→ **Available data**
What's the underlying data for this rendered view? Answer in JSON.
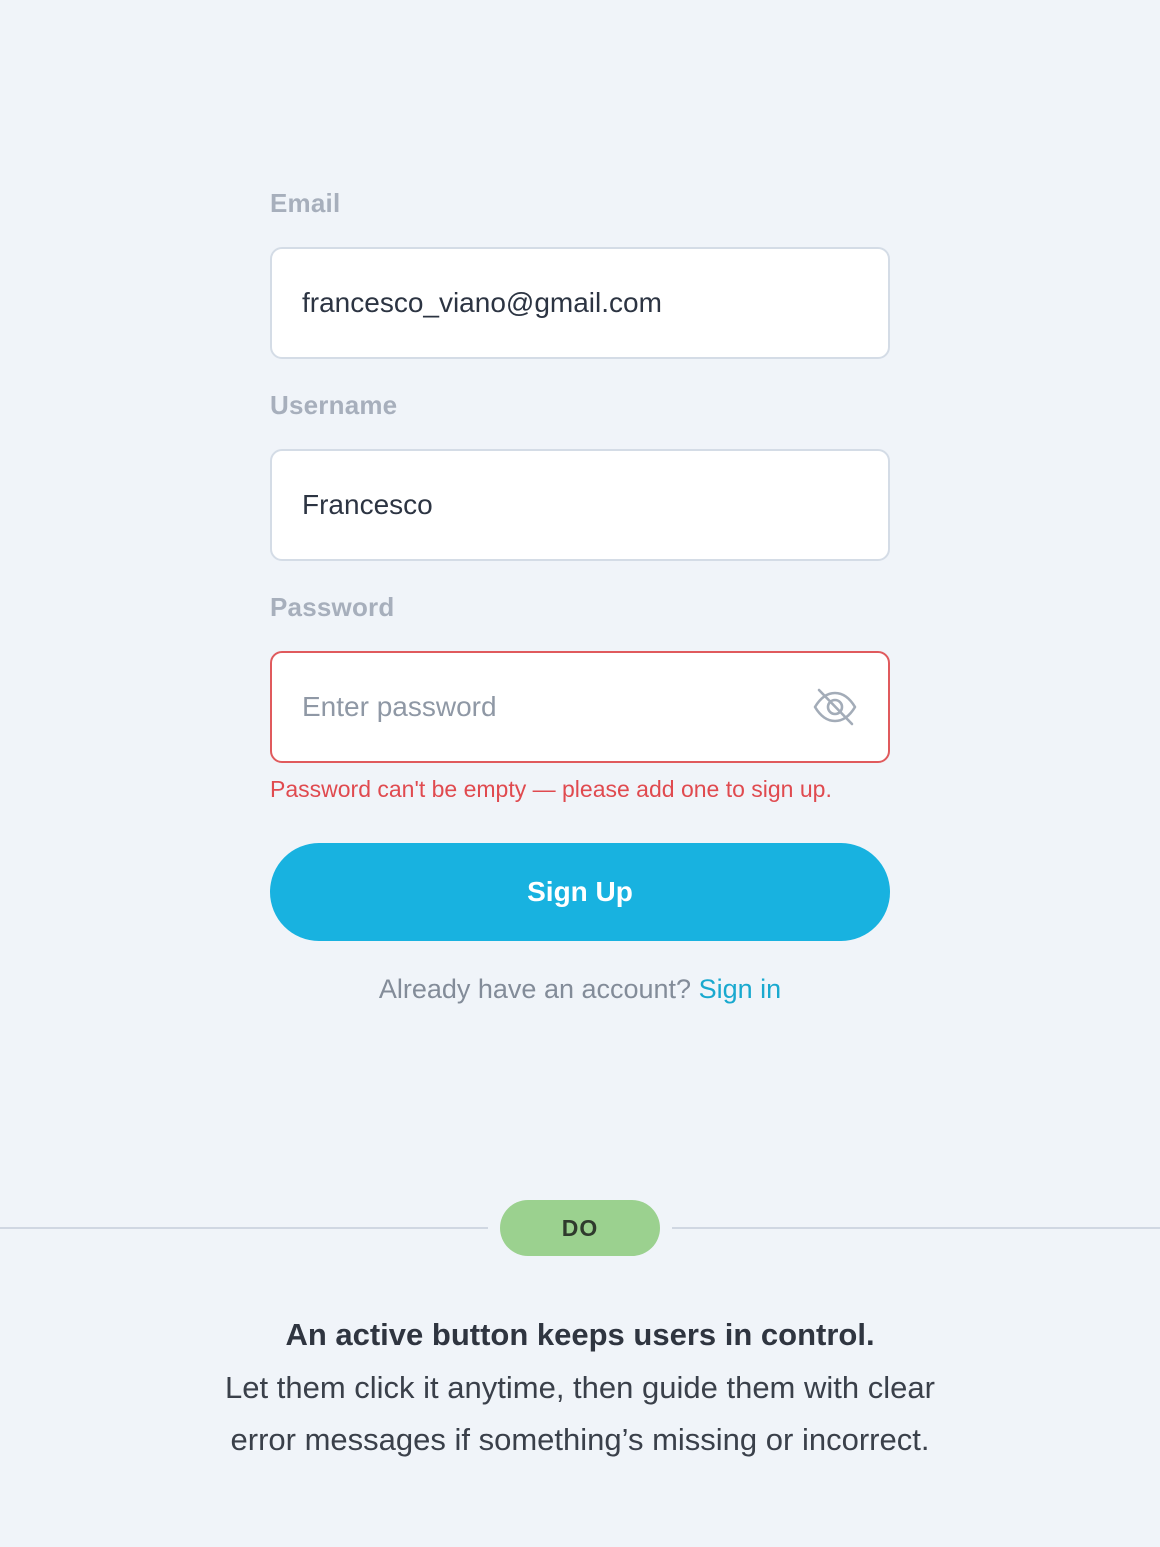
{
  "form": {
    "email": {
      "label": "Email",
      "value": "francesco_viano@gmail.com"
    },
    "username": {
      "label": "Username",
      "value": "Francesco"
    },
    "password": {
      "label": "Password",
      "placeholder": "Enter password",
      "icon": "eye-off-icon",
      "error": "Password can't be empty — please add one to sign up."
    },
    "submit_label": "Sign Up",
    "signin_prompt": "Already have an account?",
    "signin_link": "Sign in"
  },
  "badge": {
    "label": "DO",
    "color": "#9bd18f"
  },
  "caption": {
    "title": "An active button keeps users in control.",
    "body_line1": "Let them click it anytime, then guide them with clear",
    "body_line2": "error messages if something’s missing or incorrect."
  },
  "colors": {
    "accent": "#18b2e0",
    "error": "#e04a4f",
    "link": "#19a9cf",
    "background": "#f0f4f9"
  }
}
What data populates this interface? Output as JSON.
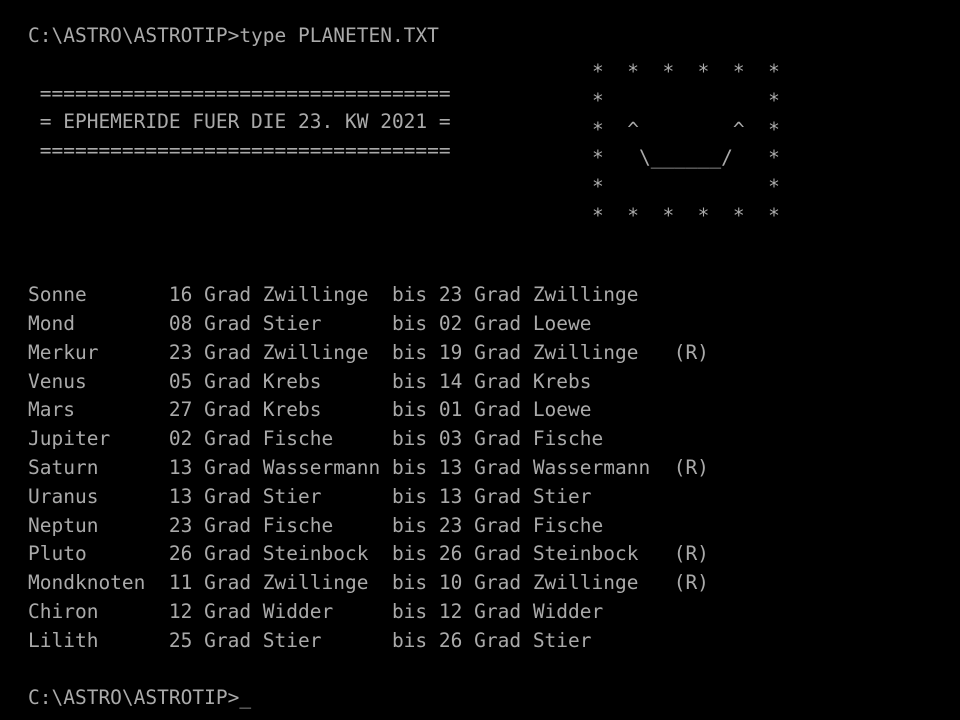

→ **What you have to do**
Pictures are to be left out; the records above must be repeated word for word.

→ **Problem solution**
What's the underlying data for this rendered view? Answer in JSON.
{
  "form": {
    "email": {
      "label": "Email",
      "value": "francesco_viano@gmail.com"
    },
    "username": {
      "label": "Username",
      "value": "Francesco"
    },
    "password": {
      "label": "Password",
      "placeholder": "Enter password",
      "icon": "eye-off-icon",
      "error": "Password can't be empty — please add one to sign up."
    },
    "submit_label": "Sign Up",
    "signin_prompt": "Already have an account?",
    "signin_link": "Sign in"
  },
  "badge": {
    "label": "DO",
    "color": "#9bd18f"
  },
  "caption": {
    "title": "An active button keeps users in control.",
    "body_line1": "Let them click it anytime, then guide them with clear",
    "body_line2": "error messages if something’s missing or incorrect."
  },
  "colors": {
    "accent": "#18b2e0",
    "error": "#e04a4f",
    "link": "#19a9cf",
    "background": "#f0f4f9"
  }
}
What data populates this interface? Output as JSON.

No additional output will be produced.